━━━ INFORMATION SHOWN ━━━

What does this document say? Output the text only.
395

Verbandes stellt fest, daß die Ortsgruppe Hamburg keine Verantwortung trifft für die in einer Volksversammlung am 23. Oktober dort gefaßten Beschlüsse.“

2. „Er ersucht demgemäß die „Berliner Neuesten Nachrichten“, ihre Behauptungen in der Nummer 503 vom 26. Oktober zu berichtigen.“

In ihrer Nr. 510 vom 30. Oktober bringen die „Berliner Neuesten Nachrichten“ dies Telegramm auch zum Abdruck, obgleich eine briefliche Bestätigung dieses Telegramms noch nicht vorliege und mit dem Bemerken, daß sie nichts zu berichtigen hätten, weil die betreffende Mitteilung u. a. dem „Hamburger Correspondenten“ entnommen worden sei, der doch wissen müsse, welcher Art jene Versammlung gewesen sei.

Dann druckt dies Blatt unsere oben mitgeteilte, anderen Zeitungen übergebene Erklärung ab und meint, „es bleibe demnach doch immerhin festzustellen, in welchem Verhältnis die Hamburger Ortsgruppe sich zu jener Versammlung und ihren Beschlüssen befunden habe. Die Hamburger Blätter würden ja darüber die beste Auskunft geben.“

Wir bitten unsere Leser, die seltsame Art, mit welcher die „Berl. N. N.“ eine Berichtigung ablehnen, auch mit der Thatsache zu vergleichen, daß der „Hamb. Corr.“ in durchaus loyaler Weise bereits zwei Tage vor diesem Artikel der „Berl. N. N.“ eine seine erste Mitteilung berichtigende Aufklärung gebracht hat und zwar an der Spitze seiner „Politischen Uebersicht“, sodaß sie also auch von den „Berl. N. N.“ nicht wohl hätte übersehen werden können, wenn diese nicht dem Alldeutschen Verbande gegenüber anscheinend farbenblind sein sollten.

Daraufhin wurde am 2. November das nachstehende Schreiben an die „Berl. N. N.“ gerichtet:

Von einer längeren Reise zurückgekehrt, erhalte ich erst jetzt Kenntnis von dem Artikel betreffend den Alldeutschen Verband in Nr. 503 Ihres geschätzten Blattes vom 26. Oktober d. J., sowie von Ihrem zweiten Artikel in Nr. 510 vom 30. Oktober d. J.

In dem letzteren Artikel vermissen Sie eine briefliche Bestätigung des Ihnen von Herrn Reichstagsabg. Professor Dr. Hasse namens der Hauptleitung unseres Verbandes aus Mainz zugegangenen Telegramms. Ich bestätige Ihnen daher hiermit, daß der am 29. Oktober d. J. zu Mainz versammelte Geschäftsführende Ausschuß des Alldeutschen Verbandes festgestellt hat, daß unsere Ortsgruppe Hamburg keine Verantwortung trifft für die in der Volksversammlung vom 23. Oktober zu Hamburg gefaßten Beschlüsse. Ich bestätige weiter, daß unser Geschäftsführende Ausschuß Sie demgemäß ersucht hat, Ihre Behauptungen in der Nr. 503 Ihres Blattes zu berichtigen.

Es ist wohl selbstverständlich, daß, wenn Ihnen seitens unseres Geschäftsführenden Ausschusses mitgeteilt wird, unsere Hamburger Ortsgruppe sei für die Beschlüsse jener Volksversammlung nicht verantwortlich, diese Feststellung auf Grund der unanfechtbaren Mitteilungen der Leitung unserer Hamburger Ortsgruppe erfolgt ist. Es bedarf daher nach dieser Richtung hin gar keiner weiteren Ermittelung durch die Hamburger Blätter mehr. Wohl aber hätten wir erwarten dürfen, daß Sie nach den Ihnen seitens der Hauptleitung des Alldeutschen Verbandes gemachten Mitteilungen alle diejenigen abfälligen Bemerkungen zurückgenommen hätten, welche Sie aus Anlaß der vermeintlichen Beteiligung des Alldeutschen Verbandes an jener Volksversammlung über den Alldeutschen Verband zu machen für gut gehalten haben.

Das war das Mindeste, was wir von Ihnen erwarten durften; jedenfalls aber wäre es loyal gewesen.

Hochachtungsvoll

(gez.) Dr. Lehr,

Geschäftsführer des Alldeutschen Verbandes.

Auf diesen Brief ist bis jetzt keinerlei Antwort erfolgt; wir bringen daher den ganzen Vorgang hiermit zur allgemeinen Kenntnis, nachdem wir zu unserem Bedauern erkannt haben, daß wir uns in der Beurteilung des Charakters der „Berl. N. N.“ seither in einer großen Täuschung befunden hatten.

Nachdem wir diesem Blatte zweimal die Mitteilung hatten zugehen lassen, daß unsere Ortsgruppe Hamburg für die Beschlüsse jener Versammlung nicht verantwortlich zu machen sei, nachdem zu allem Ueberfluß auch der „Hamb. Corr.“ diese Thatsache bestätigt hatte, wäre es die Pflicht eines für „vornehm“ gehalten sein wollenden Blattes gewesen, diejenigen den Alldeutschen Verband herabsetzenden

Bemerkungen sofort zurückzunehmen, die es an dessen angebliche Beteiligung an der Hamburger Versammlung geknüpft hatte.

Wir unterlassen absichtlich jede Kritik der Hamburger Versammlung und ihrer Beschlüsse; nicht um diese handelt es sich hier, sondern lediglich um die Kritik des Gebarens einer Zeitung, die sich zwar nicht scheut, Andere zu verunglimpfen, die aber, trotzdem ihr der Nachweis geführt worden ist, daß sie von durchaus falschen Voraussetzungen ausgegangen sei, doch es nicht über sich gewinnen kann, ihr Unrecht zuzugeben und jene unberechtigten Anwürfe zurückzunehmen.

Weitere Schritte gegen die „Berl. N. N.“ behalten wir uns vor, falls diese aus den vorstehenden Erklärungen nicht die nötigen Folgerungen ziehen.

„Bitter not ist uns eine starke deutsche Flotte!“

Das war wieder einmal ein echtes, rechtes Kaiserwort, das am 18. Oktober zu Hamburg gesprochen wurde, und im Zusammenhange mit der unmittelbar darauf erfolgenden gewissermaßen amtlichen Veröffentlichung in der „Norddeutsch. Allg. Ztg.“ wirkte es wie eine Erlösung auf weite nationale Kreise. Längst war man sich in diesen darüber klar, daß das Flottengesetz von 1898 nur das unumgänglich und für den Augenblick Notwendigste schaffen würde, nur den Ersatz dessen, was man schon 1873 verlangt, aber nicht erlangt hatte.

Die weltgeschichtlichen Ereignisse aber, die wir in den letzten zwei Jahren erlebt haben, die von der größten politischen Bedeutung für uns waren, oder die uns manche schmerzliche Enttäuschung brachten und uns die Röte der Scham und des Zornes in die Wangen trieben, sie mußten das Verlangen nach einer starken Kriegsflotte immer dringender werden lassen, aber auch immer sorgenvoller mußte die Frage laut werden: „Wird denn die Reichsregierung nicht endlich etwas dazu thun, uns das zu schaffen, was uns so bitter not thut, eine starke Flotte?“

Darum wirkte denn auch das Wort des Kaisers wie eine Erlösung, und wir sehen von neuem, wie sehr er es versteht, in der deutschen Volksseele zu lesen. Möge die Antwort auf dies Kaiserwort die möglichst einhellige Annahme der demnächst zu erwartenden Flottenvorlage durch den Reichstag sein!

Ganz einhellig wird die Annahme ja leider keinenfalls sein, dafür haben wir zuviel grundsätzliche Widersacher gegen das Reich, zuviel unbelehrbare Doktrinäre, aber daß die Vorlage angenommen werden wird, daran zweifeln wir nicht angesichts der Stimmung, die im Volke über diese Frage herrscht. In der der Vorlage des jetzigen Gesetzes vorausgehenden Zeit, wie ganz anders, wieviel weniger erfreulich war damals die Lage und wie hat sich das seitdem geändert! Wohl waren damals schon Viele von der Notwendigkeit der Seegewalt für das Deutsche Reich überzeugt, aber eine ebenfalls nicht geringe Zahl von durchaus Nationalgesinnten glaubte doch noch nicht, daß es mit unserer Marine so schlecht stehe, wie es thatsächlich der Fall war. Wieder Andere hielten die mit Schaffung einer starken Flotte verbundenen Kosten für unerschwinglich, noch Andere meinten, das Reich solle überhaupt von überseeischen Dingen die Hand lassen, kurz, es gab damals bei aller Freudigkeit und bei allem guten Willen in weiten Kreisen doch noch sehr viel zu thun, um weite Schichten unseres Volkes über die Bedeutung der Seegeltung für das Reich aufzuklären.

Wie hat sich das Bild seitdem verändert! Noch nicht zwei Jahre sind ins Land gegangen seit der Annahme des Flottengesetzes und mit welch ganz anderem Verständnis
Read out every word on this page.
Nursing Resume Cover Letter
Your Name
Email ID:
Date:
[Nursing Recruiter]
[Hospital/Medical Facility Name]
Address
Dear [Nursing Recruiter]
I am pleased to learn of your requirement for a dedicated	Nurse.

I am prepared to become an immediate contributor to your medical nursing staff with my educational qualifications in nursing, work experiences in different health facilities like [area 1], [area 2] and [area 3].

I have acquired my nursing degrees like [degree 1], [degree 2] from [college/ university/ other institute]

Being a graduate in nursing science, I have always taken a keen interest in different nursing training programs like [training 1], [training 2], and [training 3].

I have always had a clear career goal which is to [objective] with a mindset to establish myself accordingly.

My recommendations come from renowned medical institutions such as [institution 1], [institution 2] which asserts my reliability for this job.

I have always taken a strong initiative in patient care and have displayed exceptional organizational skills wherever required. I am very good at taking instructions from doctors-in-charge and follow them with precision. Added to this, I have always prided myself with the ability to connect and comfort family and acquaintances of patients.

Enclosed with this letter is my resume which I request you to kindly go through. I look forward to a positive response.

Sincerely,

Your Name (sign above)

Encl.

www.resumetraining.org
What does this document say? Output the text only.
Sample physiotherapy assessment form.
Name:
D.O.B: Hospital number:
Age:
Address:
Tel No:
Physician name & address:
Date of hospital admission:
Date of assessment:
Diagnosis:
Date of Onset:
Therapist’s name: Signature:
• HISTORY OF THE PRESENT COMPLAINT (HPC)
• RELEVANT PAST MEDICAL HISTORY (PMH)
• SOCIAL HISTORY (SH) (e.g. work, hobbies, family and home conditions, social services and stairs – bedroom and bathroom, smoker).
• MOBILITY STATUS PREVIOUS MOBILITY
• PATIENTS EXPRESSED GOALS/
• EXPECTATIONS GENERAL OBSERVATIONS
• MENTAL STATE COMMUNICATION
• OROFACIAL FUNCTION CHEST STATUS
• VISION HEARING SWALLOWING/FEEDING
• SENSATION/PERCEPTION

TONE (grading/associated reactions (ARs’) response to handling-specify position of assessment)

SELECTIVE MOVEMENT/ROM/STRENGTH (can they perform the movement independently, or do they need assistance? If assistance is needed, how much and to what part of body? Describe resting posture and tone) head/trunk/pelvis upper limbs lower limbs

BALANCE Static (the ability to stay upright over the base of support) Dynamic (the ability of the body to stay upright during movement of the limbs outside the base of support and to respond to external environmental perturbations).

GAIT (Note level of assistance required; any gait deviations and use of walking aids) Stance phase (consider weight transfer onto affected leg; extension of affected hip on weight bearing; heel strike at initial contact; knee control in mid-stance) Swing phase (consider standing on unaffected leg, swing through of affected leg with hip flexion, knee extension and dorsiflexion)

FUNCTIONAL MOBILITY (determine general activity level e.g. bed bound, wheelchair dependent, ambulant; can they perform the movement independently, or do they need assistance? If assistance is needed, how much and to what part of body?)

━━━

### [WORK ORDER]
Among the records, find all lines that include the string "independently" and return them.

### [SOLUTION TO THIS TASK]
SELECTIVE MOVEMENT/ROM/STRENGTH (can they perform the movement independently, or do they need assistance? If assistance is needed, how much and to what part of body? Describe resting posture and tone) head/trunk/pelvis upper limbs lower limbs
FUNCTIONAL MOBILITY (determine general activity level e.g. bed bound, wheelchair dependent, ambulant; can they perform the movement independently, or do they need assistance? If assistance is needed, how much and to what part of body?)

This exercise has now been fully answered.